What is asked.
Please update everything from the start of the records down to the line containing "patch-target[interactable]: [1198, 525, 1288, 564]", replacing "swatch-button" with "color-swatch" and leaving the rest unchanged. Return only those lines.

Available data.
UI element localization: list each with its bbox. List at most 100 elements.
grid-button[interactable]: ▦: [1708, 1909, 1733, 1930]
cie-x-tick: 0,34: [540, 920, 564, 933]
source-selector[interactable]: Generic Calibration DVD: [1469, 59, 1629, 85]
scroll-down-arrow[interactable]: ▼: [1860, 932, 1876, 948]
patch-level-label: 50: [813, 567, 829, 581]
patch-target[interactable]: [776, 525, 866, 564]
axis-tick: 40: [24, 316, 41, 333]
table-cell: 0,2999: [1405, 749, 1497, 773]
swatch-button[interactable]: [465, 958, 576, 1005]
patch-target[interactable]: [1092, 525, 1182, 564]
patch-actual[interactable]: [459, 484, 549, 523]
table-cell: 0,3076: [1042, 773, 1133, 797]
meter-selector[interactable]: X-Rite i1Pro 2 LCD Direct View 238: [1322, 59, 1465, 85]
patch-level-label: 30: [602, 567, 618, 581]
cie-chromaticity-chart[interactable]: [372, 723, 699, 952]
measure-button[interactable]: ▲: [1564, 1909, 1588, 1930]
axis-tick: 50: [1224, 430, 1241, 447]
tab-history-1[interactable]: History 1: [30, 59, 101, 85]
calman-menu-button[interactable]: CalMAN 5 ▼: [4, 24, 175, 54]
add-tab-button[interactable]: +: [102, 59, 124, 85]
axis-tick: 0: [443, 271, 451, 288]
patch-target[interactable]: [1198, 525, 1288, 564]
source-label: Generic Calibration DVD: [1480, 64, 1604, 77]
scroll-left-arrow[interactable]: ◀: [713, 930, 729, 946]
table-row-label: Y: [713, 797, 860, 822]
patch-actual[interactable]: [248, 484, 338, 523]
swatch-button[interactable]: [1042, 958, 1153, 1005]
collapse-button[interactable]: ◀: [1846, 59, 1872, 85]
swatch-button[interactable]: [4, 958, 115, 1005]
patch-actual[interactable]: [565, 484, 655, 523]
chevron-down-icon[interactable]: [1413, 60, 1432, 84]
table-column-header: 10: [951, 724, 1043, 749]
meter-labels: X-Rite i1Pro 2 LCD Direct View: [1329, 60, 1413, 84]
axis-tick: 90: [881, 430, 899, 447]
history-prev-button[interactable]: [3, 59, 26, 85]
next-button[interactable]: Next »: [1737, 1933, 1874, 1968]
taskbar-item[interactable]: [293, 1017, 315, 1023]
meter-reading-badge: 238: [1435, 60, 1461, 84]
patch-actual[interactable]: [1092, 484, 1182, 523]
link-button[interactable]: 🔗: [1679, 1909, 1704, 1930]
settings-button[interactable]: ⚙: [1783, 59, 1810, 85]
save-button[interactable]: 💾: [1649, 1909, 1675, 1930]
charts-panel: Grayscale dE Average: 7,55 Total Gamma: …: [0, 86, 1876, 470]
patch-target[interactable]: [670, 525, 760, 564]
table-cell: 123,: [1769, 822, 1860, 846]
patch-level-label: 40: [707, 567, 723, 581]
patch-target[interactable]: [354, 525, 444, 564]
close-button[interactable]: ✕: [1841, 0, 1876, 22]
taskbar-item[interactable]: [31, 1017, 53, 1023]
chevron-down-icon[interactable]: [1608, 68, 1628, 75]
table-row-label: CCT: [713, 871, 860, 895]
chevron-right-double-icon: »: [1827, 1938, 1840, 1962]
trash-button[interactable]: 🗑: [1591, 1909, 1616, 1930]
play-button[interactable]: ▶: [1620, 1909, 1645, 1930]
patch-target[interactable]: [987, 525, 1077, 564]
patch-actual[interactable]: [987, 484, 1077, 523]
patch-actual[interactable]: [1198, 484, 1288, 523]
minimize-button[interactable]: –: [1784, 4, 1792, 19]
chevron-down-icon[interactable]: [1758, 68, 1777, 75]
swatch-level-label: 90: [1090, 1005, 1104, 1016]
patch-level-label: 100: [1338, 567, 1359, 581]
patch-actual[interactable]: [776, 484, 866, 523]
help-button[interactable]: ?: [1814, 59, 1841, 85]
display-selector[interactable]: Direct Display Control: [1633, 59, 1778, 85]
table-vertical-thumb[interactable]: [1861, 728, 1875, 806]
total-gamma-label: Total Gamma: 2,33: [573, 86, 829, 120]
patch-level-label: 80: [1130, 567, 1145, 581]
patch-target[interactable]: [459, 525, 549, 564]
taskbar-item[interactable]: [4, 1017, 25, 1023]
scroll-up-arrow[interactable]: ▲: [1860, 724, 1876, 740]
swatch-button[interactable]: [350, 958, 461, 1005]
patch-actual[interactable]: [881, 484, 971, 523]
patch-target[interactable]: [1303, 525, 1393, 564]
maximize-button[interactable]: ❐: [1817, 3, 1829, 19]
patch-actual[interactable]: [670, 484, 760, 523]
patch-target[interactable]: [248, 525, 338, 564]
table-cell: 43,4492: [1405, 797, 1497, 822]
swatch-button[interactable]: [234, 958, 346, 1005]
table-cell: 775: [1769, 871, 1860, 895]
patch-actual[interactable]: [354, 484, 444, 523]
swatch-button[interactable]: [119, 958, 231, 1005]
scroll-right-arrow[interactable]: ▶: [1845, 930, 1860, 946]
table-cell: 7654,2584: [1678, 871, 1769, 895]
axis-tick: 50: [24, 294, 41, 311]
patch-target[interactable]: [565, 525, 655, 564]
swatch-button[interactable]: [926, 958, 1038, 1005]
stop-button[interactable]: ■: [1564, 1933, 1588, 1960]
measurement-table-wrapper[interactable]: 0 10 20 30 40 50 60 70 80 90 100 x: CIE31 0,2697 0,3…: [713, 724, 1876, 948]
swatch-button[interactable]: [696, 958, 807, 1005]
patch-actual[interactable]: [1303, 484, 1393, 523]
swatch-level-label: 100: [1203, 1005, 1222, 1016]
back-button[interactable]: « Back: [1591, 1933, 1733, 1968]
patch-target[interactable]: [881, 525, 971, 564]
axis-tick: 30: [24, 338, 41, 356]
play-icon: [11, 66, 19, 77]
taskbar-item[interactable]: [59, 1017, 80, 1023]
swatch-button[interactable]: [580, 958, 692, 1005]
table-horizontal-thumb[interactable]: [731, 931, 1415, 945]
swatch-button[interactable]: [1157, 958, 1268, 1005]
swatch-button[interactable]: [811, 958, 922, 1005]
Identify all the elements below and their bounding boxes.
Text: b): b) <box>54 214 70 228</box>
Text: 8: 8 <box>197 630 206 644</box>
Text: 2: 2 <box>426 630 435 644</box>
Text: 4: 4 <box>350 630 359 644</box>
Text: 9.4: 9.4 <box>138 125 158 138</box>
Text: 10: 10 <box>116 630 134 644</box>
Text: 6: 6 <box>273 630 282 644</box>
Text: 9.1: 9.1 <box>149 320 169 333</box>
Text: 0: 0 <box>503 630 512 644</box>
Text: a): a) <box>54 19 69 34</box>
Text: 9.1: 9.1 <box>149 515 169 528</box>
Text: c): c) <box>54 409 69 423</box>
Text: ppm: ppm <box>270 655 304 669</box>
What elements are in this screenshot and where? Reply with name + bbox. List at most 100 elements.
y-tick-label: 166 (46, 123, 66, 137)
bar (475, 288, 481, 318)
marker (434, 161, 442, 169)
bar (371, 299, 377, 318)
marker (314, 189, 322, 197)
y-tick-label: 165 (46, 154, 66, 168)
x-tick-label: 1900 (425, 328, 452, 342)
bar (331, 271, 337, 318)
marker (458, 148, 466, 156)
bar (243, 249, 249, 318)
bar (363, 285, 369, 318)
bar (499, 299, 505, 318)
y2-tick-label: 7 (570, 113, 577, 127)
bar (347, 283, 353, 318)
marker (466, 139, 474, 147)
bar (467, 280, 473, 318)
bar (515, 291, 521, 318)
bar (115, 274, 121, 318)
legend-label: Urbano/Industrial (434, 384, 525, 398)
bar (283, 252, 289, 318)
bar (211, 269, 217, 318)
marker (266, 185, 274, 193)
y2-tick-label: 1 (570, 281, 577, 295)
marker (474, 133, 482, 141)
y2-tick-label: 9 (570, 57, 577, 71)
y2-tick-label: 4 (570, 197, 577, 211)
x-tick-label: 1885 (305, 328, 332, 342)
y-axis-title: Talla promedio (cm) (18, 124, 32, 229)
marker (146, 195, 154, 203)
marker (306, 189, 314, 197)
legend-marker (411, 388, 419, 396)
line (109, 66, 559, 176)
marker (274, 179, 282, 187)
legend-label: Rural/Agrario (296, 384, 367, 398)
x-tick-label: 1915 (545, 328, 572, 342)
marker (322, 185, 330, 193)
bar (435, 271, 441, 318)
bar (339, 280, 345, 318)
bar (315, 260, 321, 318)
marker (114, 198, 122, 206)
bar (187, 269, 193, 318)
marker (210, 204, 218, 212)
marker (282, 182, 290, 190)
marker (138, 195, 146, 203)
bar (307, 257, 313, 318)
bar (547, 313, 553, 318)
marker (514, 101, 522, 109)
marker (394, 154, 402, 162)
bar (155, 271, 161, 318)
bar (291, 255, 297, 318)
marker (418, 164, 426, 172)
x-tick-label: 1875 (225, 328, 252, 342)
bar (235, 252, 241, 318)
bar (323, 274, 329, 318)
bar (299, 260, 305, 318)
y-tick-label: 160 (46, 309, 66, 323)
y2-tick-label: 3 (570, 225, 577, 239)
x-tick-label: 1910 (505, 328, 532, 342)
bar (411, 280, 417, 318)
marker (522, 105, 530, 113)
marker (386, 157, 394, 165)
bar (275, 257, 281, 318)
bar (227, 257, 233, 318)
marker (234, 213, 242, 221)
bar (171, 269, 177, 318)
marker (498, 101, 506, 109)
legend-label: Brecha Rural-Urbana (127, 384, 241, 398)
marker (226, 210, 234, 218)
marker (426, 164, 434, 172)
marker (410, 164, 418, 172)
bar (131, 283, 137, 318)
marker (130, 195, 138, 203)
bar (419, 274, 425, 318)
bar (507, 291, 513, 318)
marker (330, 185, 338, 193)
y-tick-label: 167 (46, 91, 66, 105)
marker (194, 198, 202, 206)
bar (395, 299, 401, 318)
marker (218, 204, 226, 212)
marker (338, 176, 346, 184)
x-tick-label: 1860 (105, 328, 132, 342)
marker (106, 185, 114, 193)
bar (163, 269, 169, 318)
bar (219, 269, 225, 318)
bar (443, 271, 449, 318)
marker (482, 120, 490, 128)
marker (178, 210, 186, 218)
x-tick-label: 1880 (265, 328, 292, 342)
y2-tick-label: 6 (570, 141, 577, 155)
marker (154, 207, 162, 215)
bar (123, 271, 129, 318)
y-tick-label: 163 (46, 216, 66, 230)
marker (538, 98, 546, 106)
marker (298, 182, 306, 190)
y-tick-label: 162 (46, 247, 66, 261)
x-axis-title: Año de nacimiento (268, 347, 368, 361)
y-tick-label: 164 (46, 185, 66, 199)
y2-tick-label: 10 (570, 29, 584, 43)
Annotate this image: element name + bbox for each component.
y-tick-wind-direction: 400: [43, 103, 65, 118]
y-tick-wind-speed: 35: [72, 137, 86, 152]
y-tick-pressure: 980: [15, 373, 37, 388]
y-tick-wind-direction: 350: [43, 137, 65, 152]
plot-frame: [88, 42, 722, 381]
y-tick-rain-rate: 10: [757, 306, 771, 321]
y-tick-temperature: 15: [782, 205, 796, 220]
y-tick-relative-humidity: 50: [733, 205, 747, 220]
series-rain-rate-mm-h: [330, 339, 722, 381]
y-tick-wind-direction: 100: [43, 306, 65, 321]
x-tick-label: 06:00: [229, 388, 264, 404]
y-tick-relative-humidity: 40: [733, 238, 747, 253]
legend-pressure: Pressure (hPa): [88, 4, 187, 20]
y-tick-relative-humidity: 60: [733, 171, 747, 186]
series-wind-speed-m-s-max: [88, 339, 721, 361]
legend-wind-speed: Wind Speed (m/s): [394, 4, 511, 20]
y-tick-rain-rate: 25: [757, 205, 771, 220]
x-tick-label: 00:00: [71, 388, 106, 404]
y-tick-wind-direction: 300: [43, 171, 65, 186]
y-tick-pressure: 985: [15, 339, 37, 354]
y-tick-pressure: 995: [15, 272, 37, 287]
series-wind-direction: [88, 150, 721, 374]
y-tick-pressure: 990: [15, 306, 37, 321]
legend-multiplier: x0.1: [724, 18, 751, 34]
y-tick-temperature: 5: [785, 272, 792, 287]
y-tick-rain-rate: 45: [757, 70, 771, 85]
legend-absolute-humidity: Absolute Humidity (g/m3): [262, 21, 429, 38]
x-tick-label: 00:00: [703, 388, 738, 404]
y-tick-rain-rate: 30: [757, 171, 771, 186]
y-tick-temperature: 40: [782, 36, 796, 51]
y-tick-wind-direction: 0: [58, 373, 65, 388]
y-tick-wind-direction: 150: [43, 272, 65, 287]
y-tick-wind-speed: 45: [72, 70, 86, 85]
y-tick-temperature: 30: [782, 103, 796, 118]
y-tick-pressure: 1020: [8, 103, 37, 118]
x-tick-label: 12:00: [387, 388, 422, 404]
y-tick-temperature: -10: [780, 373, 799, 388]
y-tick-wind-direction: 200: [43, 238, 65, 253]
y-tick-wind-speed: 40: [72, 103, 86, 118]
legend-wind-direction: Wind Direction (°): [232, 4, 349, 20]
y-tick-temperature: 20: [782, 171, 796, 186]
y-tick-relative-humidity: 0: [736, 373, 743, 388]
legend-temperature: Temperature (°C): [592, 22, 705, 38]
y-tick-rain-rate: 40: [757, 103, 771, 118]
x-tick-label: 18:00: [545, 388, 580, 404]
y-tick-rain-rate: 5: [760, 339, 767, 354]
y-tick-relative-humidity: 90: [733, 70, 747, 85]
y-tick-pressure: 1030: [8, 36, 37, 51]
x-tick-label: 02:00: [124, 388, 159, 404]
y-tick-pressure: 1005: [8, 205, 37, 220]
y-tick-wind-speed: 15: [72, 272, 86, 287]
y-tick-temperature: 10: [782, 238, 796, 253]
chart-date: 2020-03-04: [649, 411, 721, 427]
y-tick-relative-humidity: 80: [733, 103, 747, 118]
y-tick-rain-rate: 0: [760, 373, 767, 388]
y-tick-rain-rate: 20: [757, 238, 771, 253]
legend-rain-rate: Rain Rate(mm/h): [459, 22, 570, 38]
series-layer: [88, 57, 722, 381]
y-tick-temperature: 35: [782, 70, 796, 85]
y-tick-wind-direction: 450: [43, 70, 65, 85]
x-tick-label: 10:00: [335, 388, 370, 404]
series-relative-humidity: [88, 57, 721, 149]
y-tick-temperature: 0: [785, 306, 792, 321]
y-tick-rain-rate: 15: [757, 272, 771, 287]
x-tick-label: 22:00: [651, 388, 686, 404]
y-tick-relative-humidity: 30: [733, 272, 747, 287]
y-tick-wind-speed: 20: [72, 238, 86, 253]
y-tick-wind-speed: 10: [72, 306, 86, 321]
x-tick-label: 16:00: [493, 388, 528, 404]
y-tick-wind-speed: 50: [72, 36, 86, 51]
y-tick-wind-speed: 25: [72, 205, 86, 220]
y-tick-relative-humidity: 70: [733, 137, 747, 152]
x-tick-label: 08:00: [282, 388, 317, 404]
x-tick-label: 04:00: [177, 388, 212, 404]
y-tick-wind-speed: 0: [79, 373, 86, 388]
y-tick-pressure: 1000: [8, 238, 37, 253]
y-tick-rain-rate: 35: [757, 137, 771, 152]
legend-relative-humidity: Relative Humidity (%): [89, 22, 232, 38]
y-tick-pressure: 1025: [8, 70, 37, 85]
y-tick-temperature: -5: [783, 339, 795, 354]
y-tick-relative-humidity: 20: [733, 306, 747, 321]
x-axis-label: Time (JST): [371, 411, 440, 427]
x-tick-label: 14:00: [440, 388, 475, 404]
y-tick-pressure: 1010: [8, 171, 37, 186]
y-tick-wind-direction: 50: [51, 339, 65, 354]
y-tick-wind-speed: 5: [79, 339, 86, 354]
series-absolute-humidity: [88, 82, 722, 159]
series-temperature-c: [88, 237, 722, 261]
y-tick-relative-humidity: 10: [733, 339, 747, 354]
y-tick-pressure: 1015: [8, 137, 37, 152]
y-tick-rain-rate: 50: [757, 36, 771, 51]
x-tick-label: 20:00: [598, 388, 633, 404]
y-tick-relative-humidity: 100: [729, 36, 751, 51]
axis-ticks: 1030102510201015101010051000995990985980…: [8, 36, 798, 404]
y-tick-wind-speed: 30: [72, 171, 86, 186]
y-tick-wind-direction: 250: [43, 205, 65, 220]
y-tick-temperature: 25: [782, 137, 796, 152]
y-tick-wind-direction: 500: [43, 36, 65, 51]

Expected answer.
UI element localization: list each with its bbox. List at most 100 elements.
grid-button[interactable]: ▦: [1708, 1909, 1733, 1930]
cie-x-tick: 0,34: [540, 920, 564, 933]
source-selector[interactable]: Generic Calibration DVD: [1469, 59, 1629, 85]
scroll-down-arrow[interactable]: ▼: [1860, 932, 1876, 948]
patch-level-label: 50: [813, 567, 829, 581]
patch-target[interactable]: [776, 525, 866, 564]
axis-tick: 40: [24, 316, 41, 333]
table-cell: 0,2999: [1405, 749, 1497, 773]
color-swatch[interactable]: [465, 958, 576, 1005]
patch-target[interactable]: [1092, 525, 1182, 564]
patch-actual[interactable]: [459, 484, 549, 523]
table-cell: 0,3076: [1042, 773, 1133, 797]
meter-selector[interactable]: X-Rite i1Pro 2 LCD Direct View 238: [1322, 59, 1465, 85]
patch-level-label: 30: [602, 567, 618, 581]
cie-chromaticity-chart[interactable]: [372, 723, 699, 952]
measure-button[interactable]: ▲: [1564, 1909, 1588, 1930]
axis-tick: 50: [1224, 430, 1241, 447]
tab-history-1[interactable]: History 1: [30, 59, 101, 85]
calman-menu-button[interactable]: CalMAN 5 ▼: [4, 24, 175, 54]
add-tab-button[interactable]: +: [102, 59, 124, 85]
axis-tick: 0: [443, 271, 451, 288]
patch-target[interactable]: [1198, 525, 1288, 564]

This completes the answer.